Exercise brief: Reproduce the records. Keep every word exact and include no images.
***** Excerpted data
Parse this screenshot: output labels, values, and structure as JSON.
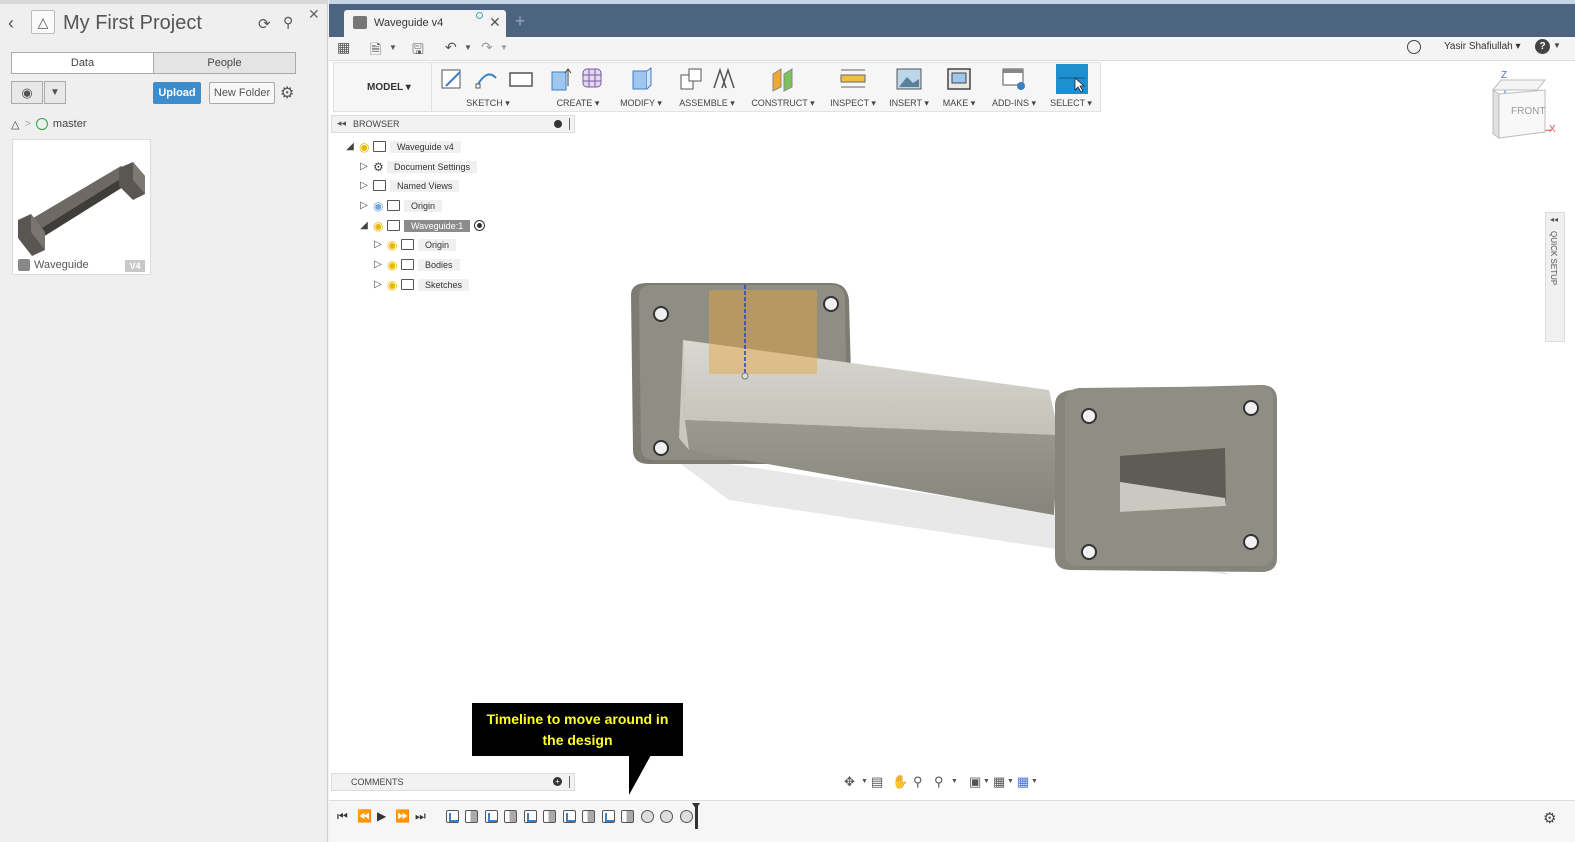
{
  "data_panel": {
    "project_title": "My First Project",
    "tabs": [
      "Data",
      "People"
    ],
    "upload_label": "Upload",
    "new_folder_label": "New Folder",
    "breadcrumb_branch": "master",
    "card": {
      "name": "Waveguide",
      "version": "V4"
    }
  },
  "document_tab": {
    "label": "Waveguide v4"
  },
  "quick_access": {
    "user": "Yasir Shafiullah ▾"
  },
  "toolbar": {
    "workspace": "MODEL ▾",
    "groups": [
      "SKETCH ▾",
      "CREATE ▾",
      "MODIFY ▾",
      "ASSEMBLE ▾",
      "CONSTRUCT ▾",
      "INSPECT ▾",
      "INSERT ▾",
      "MAKE ▾",
      "ADD-INS ▾",
      "SELECT ▾"
    ]
  },
  "browser": {
    "title": "BROWSER",
    "root": "Waveguide v4",
    "items": [
      "Document Settings",
      "Named Views",
      "Origin",
      "Waveguide:1"
    ],
    "component_items": [
      "Origin",
      "Bodies",
      "Sketches"
    ]
  },
  "viewcube": {
    "face": "FRONT",
    "axis_z": "Z",
    "axis_x": "X"
  },
  "quick_setup": "QUICK SETUP",
  "comments": {
    "title": "COMMENTS"
  },
  "callout": {
    "text_line1": "Timeline to move around in",
    "text_line2": "the design"
  },
  "colors": {
    "tabbar": "#4d6480",
    "accent": "#3d8dcc",
    "select_active": "#1e90d0",
    "callout_bg": "#000000",
    "callout_text": "#ffff2a"
  }
}
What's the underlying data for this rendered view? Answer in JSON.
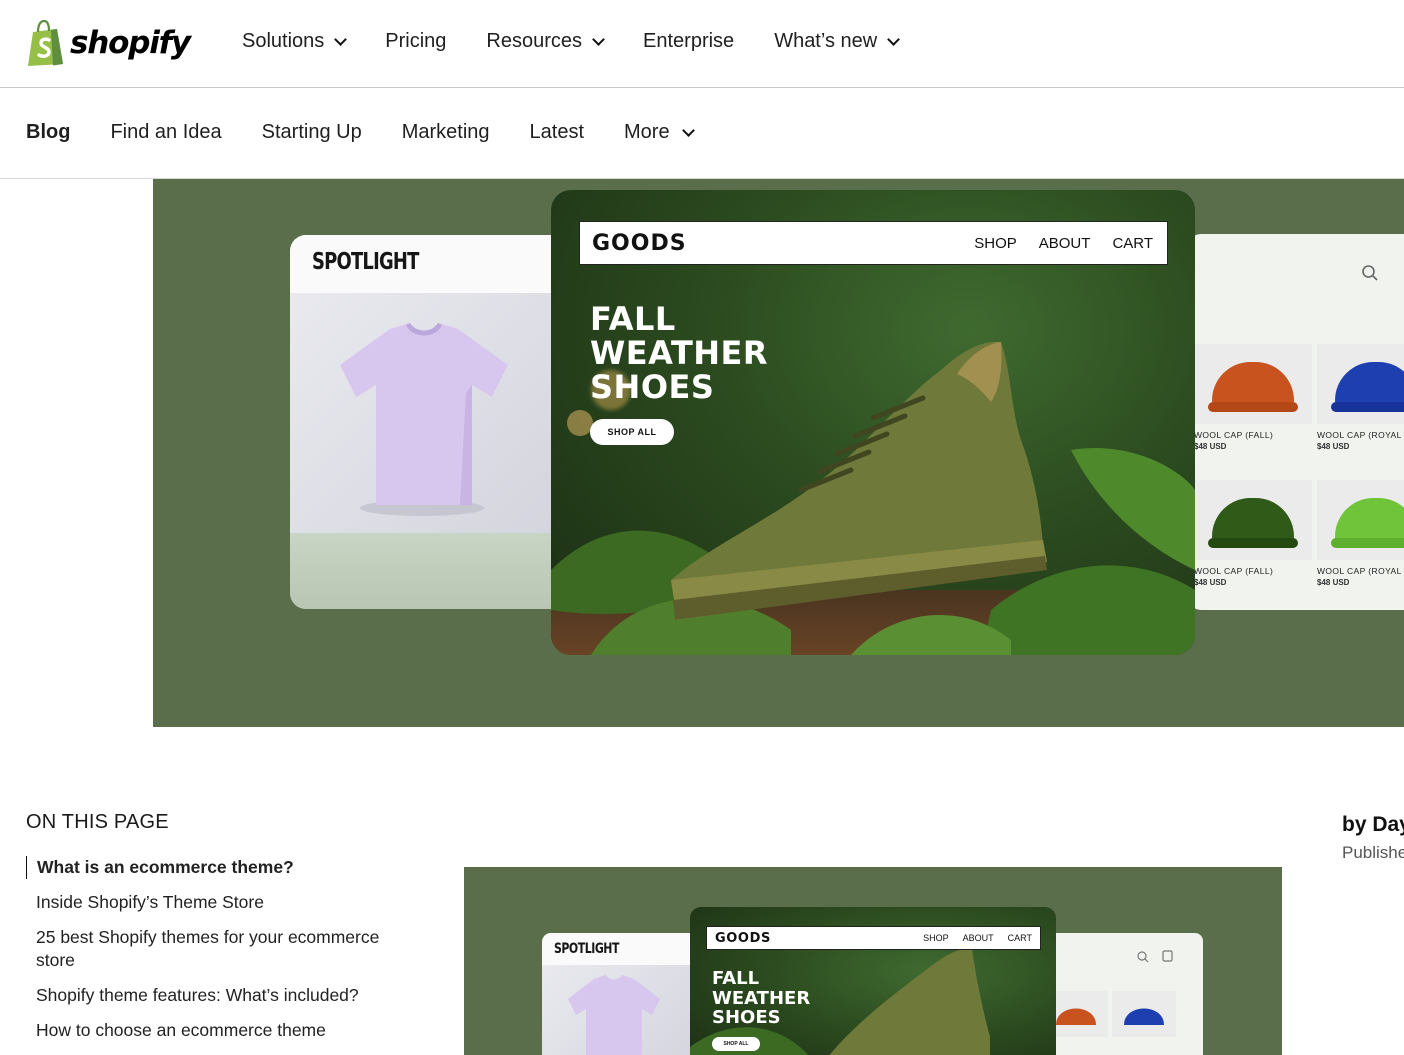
{
  "topnav": {
    "brand": "shopify",
    "items": [
      {
        "label": "Solutions",
        "has_dropdown": true
      },
      {
        "label": "Pricing",
        "has_dropdown": false
      },
      {
        "label": "Resources",
        "has_dropdown": true
      },
      {
        "label": "Enterprise",
        "has_dropdown": false
      },
      {
        "label": "What’s new",
        "has_dropdown": true
      }
    ]
  },
  "blognav": {
    "items": [
      {
        "label": "Blog",
        "has_dropdown": false
      },
      {
        "label": "Find an Idea",
        "has_dropdown": false
      },
      {
        "label": "Starting Up",
        "has_dropdown": false
      },
      {
        "label": "Marketing",
        "has_dropdown": false
      },
      {
        "label": "Latest",
        "has_dropdown": false
      },
      {
        "label": "More",
        "has_dropdown": true
      }
    ]
  },
  "hero": {
    "spotlight_title": "SPOTLIGHT",
    "goods": {
      "brand": "GOODS",
      "links": [
        "SHOP",
        "ABOUT",
        "CART"
      ],
      "headline": [
        "FALL",
        "WEATHER",
        "SHOES"
      ],
      "button": "SHOP ALL"
    },
    "products": [
      {
        "name": "WOOL CAP (FALL)",
        "price": "$48 USD",
        "color": "#c9531f"
      },
      {
        "name": "WOOL CAP (ROYAL",
        "price": "$48 USD",
        "color": "#1d3fb0"
      },
      {
        "name": "WOOL CAP (FALL)",
        "price": "$48 USD",
        "color": "#2f5a17"
      },
      {
        "name": "WOOL CAP (ROYAL",
        "price": "$48 USD",
        "color": "#6fc43a"
      }
    ],
    "background": "#5a6e4c"
  },
  "toc": {
    "title": "ON THIS PAGE",
    "items": [
      "What is an ecommerce theme?",
      "Inside Shopify’s Theme Store",
      "25 best Shopify themes for your ecommerce store",
      "Shopify theme features: What’s included?",
      "How to choose an ecommerce theme"
    ],
    "active_index": 0
  },
  "byline": {
    "author": "by Day",
    "published": "Publishe"
  },
  "thumbnail": {
    "spotlight_title": "SPOTLIGHT",
    "brand": "GOODS",
    "links": [
      "SHOP",
      "ABOUT",
      "CART"
    ],
    "headline": [
      "FALL",
      "WEATHER",
      "SHOES"
    ],
    "button": "SHOP ALL"
  },
  "colors": {
    "brand_green": "#95bf47",
    "brand_green_dark": "#5e8e3e",
    "hero_bg": "#5a6e4c"
  }
}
**********
Output of the task:
Parse this screenshot: output labels, values, and structure as JSON.
{
  "data_panel": {
    "project_title": "My First Project",
    "tabs": [
      "Data",
      "People"
    ],
    "upload_label": "Upload",
    "new_folder_label": "New Folder",
    "breadcrumb_branch": "master",
    "card": {
      "name": "Waveguide",
      "version": "V4"
    }
  },
  "document_tab": {
    "label": "Waveguide v4"
  },
  "quick_access": {
    "user": "Yasir Shafiullah ▾"
  },
  "toolbar": {
    "workspace": "MODEL ▾",
    "groups": [
      "SKETCH ▾",
      "CREATE ▾",
      "MODIFY ▾",
      "ASSEMBLE ▾",
      "CONSTRUCT ▾",
      "INSPECT ▾",
      "INSERT ▾",
      "MAKE ▾",
      "ADD-INS ▾",
      "SELECT ▾"
    ]
  },
  "browser": {
    "title": "BROWSER",
    "root": "Waveguide v4",
    "items": [
      "Document Settings",
      "Named Views",
      "Origin",
      "Waveguide:1"
    ],
    "component_items": [
      "Origin",
      "Bodies",
      "Sketches"
    ]
  },
  "viewcube": {
    "face": "FRONT",
    "axis_z": "Z",
    "axis_x": "X"
  },
  "quick_setup": "QUICK SETUP",
  "comments": {
    "title": "COMMENTS"
  },
  "callout": {
    "text_line1": "Timeline to move around in",
    "text_line2": "the design"
  },
  "colors": {
    "tabbar": "#4d6480",
    "accent": "#3d8dcc",
    "select_active": "#1e90d0",
    "callout_bg": "#000000",
    "callout_text": "#ffff2a"
  }
}
What's the underlying data for this rendered view? Answer in JSON.
{
  "topnav": {
    "brand": "shopify",
    "items": [
      {
        "label": "Solutions",
        "has_dropdown": true
      },
      {
        "label": "Pricing",
        "has_dropdown": false
      },
      {
        "label": "Resources",
        "has_dropdown": true
      },
      {
        "label": "Enterprise",
        "has_dropdown": false
      },
      {
        "label": "What’s new",
        "has_dropdown": true
      }
    ]
  },
  "blognav": {
    "items": [
      {
        "label": "Blog",
        "has_dropdown": false
      },
      {
        "label": "Find an Idea",
        "has_dropdown": false
      },
      {
        "label": "Starting Up",
        "has_dropdown": false
      },
      {
        "label": "Marketing",
        "has_dropdown": false
      },
      {
        "label": "Latest",
        "has_dropdown": false
      },
      {
        "label": "More",
        "has_dropdown": true
      }
    ]
  },
  "hero": {
    "spotlight_title": "SPOTLIGHT",
    "goods": {
      "brand": "GOODS",
      "links": [
        "SHOP",
        "ABOUT",
        "CART"
      ],
      "headline": [
        "FALL",
        "WEATHER",
        "SHOES"
      ],
      "button": "SHOP ALL"
    },
    "products": [
      {
        "name": "WOOL CAP (FALL)",
        "price": "$48 USD",
        "color": "#c9531f"
      },
      {
        "name": "WOOL CAP (ROYAL",
        "price": "$48 USD",
        "color": "#1d3fb0"
      },
      {
        "name": "WOOL CAP (FALL)",
        "price": "$48 USD",
        "color": "#2f5a17"
      },
      {
        "name": "WOOL CAP (ROYAL",
        "price": "$48 USD",
        "color": "#6fc43a"
      }
    ],
    "background": "#5a6e4c"
  },
  "toc": {
    "title": "ON THIS PAGE",
    "items": [
      "What is an ecommerce theme?",
      "Inside Shopify’s Theme Store",
      "25 best Shopify themes for your ecommerce store",
      "Shopify theme features: What’s included?",
      "How to choose an ecommerce theme"
    ],
    "active_index": 0
  },
  "byline": {
    "author": "by Day",
    "published": "Publishe"
  },
  "thumbnail": {
    "spotlight_title": "SPOTLIGHT",
    "brand": "GOODS",
    "links": [
      "SHOP",
      "ABOUT",
      "CART"
    ],
    "headline": [
      "FALL",
      "WEATHER",
      "SHOES"
    ],
    "button": "SHOP ALL"
  },
  "colors": {
    "brand_green": "#95bf47",
    "brand_green_dark": "#5e8e3e",
    "hero_bg": "#5a6e4c"
  }
}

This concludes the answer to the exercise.